A verbatim copy of the records is required, with all pictures left out.

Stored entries
--------

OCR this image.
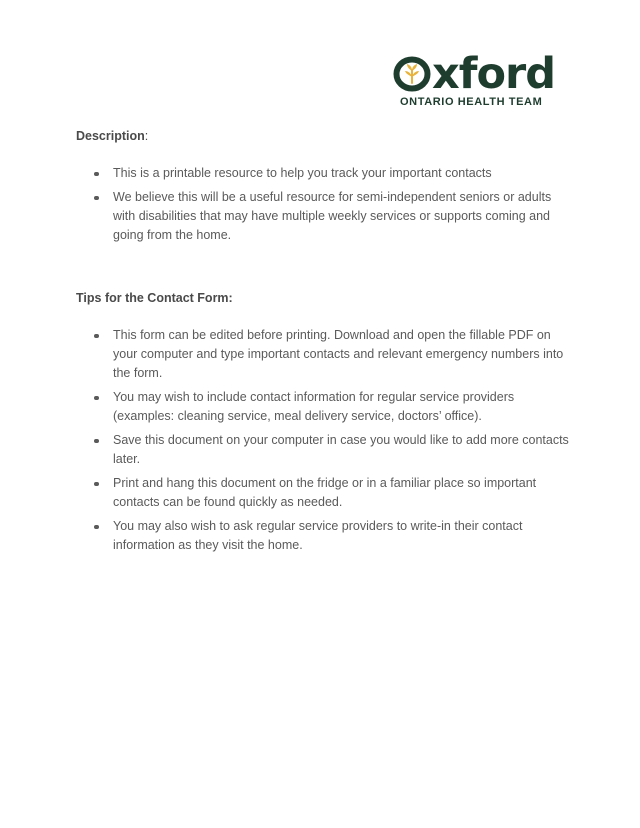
xford
ONTARIO HEALTH TEAM

Description:

This is a printable resource to help you track your important contacts
We believe this will be a useful resource for semi-independent seniors or adults with disabilities that may have multiple weekly services or supports coming and going from the home.

Tips for the Contact Form:

This form can be edited before printing. Download and open the fillable PDF on your computer and type important contacts and relevant emergency numbers into the form.
You may wish to include contact information for regular service providers (examples: cleaning service, meal delivery service, doctors’ office).
Save this document on your computer in case you would like to add more contacts later.
Print and hang this document on the fridge or in a familiar place so important contacts can be found quickly as needed.
You may also wish to ask regular service providers to write-in their contact information as they visit the home.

--------

Output for this exercise:
OCR this image.
xford
ONTARIO HEALTH TEAM

Description:

This is a printable resource to help you track your important contacts
We believe this will be a useful resource for semi-independent seniors or adults with disabilities that may have multiple weekly services or supports coming and going from the home.

Tips for the Contact Form:

This form can be edited before printing. Download and open the fillable PDF on your computer and type important contacts and relevant emergency numbers into the form.
You may wish to include contact information for regular service providers (examples: cleaning service, meal delivery service, doctors’ office).
Save this document on your computer in case you would like to add more contacts later.
Print and hang this document on the fridge or in a familiar place so important contacts can be found quickly as needed.
You may also wish to ask regular service providers to write-in their contact information as they visit the home.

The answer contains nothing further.